ENTRIES SUPPLIED
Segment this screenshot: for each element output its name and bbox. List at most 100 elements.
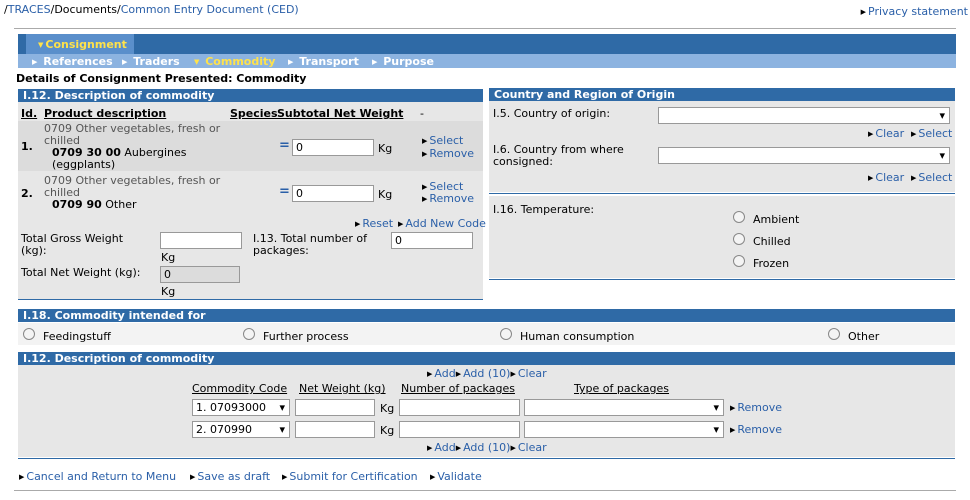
radio-chilled[interactable] bbox=[733, 233, 745, 245]
add-link[interactable]: Add bbox=[434, 441, 455, 454]
select-label[interactable]: Select bbox=[429, 134, 463, 147]
nav-sub-bar: ▶ References ▶ Traders ▼ Commodity ▶ Tra… bbox=[18, 54, 956, 68]
net-weight-label: Total Net Weight (kg): bbox=[21, 266, 141, 279]
select-link[interactable]: ▶ Select bbox=[911, 127, 952, 140]
type-of-packages-select[interactable] bbox=[524, 421, 724, 438]
number-of-packages-input[interactable] bbox=[399, 421, 520, 438]
row-number: 2. bbox=[21, 187, 33, 200]
arrow-down-icon: ▼ bbox=[38, 41, 44, 49]
net-weight-input[interactable] bbox=[295, 399, 375, 416]
tab-label: Purpose bbox=[383, 55, 434, 68]
arrow-right-icon: ▶ bbox=[422, 183, 428, 191]
unit-label: Kg bbox=[161, 251, 176, 264]
remove-link[interactable]: ▶ Remove bbox=[730, 401, 782, 414]
commodity-code-select[interactable]: 2. 070990 bbox=[192, 421, 290, 438]
origin-header: Country and Region of Origin bbox=[489, 88, 955, 101]
remove-link[interactable]: ▶ Remove bbox=[730, 423, 782, 436]
select-label[interactable]: Select bbox=[918, 127, 952, 140]
radio-further-process[interactable] bbox=[243, 328, 255, 340]
divider bbox=[18, 299, 483, 300]
remove-link[interactable]: ▶ Remove bbox=[422, 147, 474, 160]
clear-link[interactable]: ▶ Clear bbox=[868, 127, 904, 140]
gross-weight-input[interactable] bbox=[160, 232, 242, 249]
tab-purpose[interactable]: ▶ Purpose bbox=[372, 55, 434, 68]
clear-link[interactable]: ▶ Clear bbox=[868, 171, 904, 184]
arrow-right-icon: ▶ bbox=[190, 473, 196, 481]
tab-consignment[interactable]: ▼ Consignment bbox=[26, 34, 134, 54]
equals-icon: = bbox=[279, 138, 290, 153]
divider bbox=[14, 490, 956, 491]
col-product-description[interactable]: Product description bbox=[44, 107, 166, 120]
net-weight-field: 0 bbox=[160, 266, 240, 283]
arrow-right-icon: ▶ bbox=[32, 58, 38, 66]
arrow-right-icon: ▶ bbox=[868, 174, 874, 182]
col-net-weight: Net Weight (kg) bbox=[299, 382, 386, 395]
cancel-return-label[interactable]: Cancel and Return to Menu bbox=[26, 470, 176, 483]
add-new-code-link[interactable]: ▶ Add New Code bbox=[398, 217, 486, 230]
radio-other[interactable] bbox=[828, 328, 840, 340]
remove-label[interactable]: Remove bbox=[429, 192, 474, 205]
tab-traders[interactable]: ▶ Traders bbox=[122, 55, 180, 68]
save-draft-label[interactable]: Save as draft bbox=[197, 470, 270, 483]
radio-ambient[interactable] bbox=[733, 211, 745, 223]
clear-link[interactable]: Clear bbox=[518, 367, 547, 380]
col-species[interactable]: Species bbox=[230, 107, 278, 120]
tab-consignment-label: Consignment bbox=[45, 38, 127, 51]
breadcrumb-ced-link[interactable]: Common Entry Document (CED) bbox=[121, 3, 299, 16]
select-link[interactable]: ▶ Select bbox=[422, 134, 463, 147]
number-of-packages-input[interactable] bbox=[399, 399, 520, 416]
radio-label: Other bbox=[848, 330, 880, 343]
select-link[interactable]: ▶ Select bbox=[911, 171, 952, 184]
remove-link[interactable]: ▶ Remove bbox=[422, 192, 474, 205]
remove-label[interactable]: Remove bbox=[737, 423, 782, 436]
submit-certification-label[interactable]: Submit for Certification bbox=[289, 470, 417, 483]
save-draft-link[interactable]: ▶ Save as draft bbox=[190, 470, 270, 483]
validate-link[interactable]: ▶ Validate bbox=[430, 470, 482, 483]
breadcrumb-traces-link[interactable]: TRACES bbox=[8, 3, 51, 16]
submit-certification-link[interactable]: ▶ Submit for Certification bbox=[282, 470, 418, 483]
cancel-return-link[interactable]: ▶ Cancel and Return to Menu bbox=[19, 470, 176, 483]
privacy-statement-link[interactable]: ▶ Privacy statement bbox=[861, 5, 968, 18]
tab-commodity[interactable]: ▼ Commodity bbox=[194, 55, 275, 68]
country-consigned-select[interactable] bbox=[658, 147, 950, 164]
unit-label: Kg bbox=[380, 402, 395, 415]
col-number-of-packages: Number of packages bbox=[401, 382, 515, 395]
col-subtotal-net-weight[interactable]: Subtotal Net Weight bbox=[277, 107, 403, 120]
select-label[interactable]: Select bbox=[918, 171, 952, 184]
arrow-right-icon: ▶ bbox=[355, 220, 361, 228]
reset-link[interactable]: ▶ Reset bbox=[355, 217, 393, 230]
add-new-code-label[interactable]: Add New Code bbox=[405, 217, 485, 230]
country-consigned-label: I.6. Country from where consigned: bbox=[493, 143, 624, 168]
gross-weight-label: Total Gross Weight (kg): bbox=[21, 232, 124, 257]
arrow-right-icon: ▶ bbox=[510, 370, 516, 378]
clear-label[interactable]: Clear bbox=[875, 127, 904, 140]
tab-references[interactable]: ▶ References bbox=[32, 55, 113, 68]
net-weight-input[interactable] bbox=[295, 421, 375, 438]
arrow-right-icon: ▶ bbox=[288, 58, 294, 66]
remove-label[interactable]: Remove bbox=[429, 147, 474, 160]
validate-label[interactable]: Validate bbox=[437, 470, 481, 483]
remove-label[interactable]: Remove bbox=[737, 401, 782, 414]
clear-label[interactable]: Clear bbox=[875, 171, 904, 184]
radio-human-consumption[interactable] bbox=[500, 328, 512, 340]
add-link[interactable]: Add bbox=[434, 367, 455, 380]
country-of-origin-select[interactable] bbox=[658, 107, 950, 124]
subtotal-weight-input[interactable]: 0 bbox=[292, 185, 374, 202]
clear-link[interactable]: Clear bbox=[518, 441, 547, 454]
type-of-packages-select[interactable] bbox=[524, 399, 724, 416]
add-10-link[interactable]: Add (10) bbox=[463, 367, 510, 380]
add-10-link[interactable]: Add (10) bbox=[463, 441, 510, 454]
radio-feedingstuff[interactable] bbox=[23, 328, 35, 340]
product-detail: 0709 90 Other bbox=[52, 198, 137, 211]
unit-label: Kg bbox=[378, 188, 393, 201]
arrow-right-icon: ▶ bbox=[455, 444, 462, 452]
breadcrumb-documents: Documents bbox=[54, 3, 118, 16]
commodity-code-select[interactable]: 1. 07093000 bbox=[192, 399, 290, 416]
privacy-label[interactable]: Privacy statement bbox=[868, 5, 968, 18]
reset-label[interactable]: Reset bbox=[362, 217, 393, 230]
packages-input[interactable]: 0 bbox=[391, 232, 473, 249]
unit-label: Kg bbox=[378, 142, 393, 155]
subtotal-weight-input[interactable]: 0 bbox=[292, 139, 374, 156]
radio-frozen[interactable] bbox=[733, 255, 745, 267]
tab-transport[interactable]: ▶ Transport bbox=[288, 55, 359, 68]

DIRECTIONS FOR THIS TASK
Give the part that opens with the line containing "radio-chilled[interactable] bbox=[733, 233, 745, 245]" and closes with the line containing "origin-header: Country and" as a numbered list, including both of those lines and leaving out any blank lines.

IN RESPONSE
1. radio-chilled[interactable] bbox=[733, 233, 745, 245]
2. add-link[interactable]: Add bbox=[434, 441, 455, 454]
3. select-label[interactable]: Select bbox=[429, 134, 463, 147]
4. nav-sub-bar: ▶ References ▶ Traders ▼ Commodity ▶ Tra… bbox=[18, 54, 956, 68]
5. net-weight-label: Total Net Weight (kg): bbox=[21, 266, 141, 279]
6. select-link[interactable]: ▶ Select bbox=[911, 127, 952, 140]
7. type-of-packages-select[interactable] bbox=[524, 421, 724, 438]
8. number-of-packages-input[interactable] bbox=[399, 421, 520, 438]
9. row-number: 2. bbox=[21, 187, 33, 200]
10. arrow-down-icon: ▼ bbox=[38, 41, 44, 49]
11. net-weight-input[interactable] bbox=[295, 399, 375, 416]
12. tab-label: Purpose bbox=[383, 55, 434, 68]
13. arrow-right-icon: ▶ bbox=[422, 183, 428, 191]
14. unit-label: Kg bbox=[161, 251, 176, 264]
15. remove-link[interactable]: ▶ Remove bbox=[730, 401, 782, 414]
16. commodity-code-select[interactable]: 2. 070990 bbox=[192, 421, 290, 438]
17. origin-header: Country and Region of Origin bbox=[489, 88, 955, 101]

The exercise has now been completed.